EXERCISE OBJECTIVE -> Using the data below, gather each line that includes the word "приемке".

STORED ROWS ->
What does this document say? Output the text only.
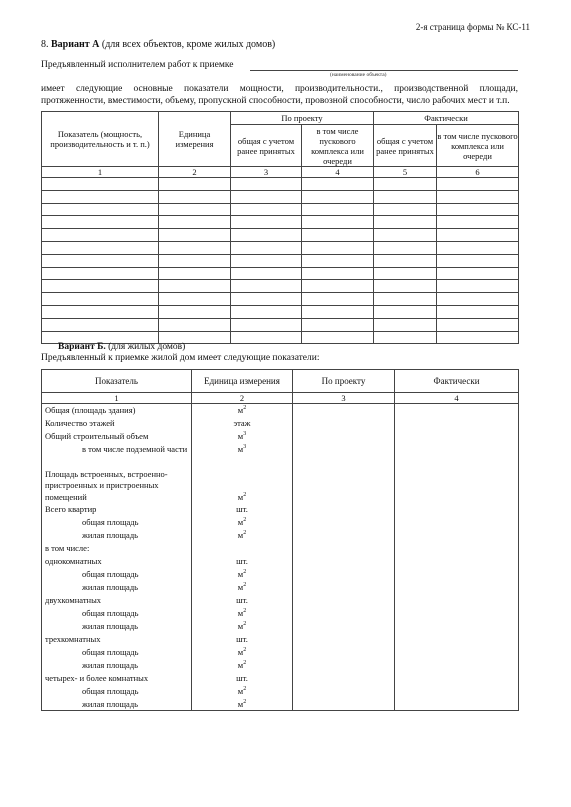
2-я страница формы № КС-11
8. Вариант А (для всех объектов, кроме жилых домов)
Предъявленный исполнителем работ к приемке
(наименование объекта)
имеет следующие основные показатели мощности, производительности., производственной площади, протяженности, вместимости, объему, пропускной способности, провозной способности, число рабочих мест и т.п.
Показатель (мощность, производительность и т. п.)	Единица измерения	По проекту		Фактически	
		общая с учетом ранее принятых	в том числе пускового комплекса или очереди	общая с учетом ранее принятых	в том числе пускового комплекса или очереди
1	2	3	4	5	6

Вариант Б. (для жилых домов)
Предъявленный к приемке жилой дом имеет следующие показатели:
Показатель	Единица измерения	По проекту	Фактически
1	2	3	4
Общая (площадь здания)	$м^2$		
Количество этажей	этаж		
Общий строительный объем	$м^3$		
в том числе подземной части	$м^3$		

Площадь встроенных, встроенно-			
пристроенных и пристроенных			
помещений	$м^2$		
Всего квартир	шт.		
общая площадь	$м^2$		
жилая площадь	$м^2$		
в том числе:			
однокомнатных	шт.		
общая площадь	$м^2$		
жилая площадь	$м^2$		
двухкомнатных	шт.		
общая площадь	$м^2$		
жилая площадь	$м^2$		
трехкомнатных	шт.		
общая площадь	$м^2$		
жилая площадь	$м^2$		
четырех- и более комнатных	шт.		
общая площадь	$м^2$		
жилая площадь	$м^2$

WRITTEN ANSWER ->
Предъявленный исполнителем работ к приемке
Предъявленный к приемке жилой дом имеет следующие показатели:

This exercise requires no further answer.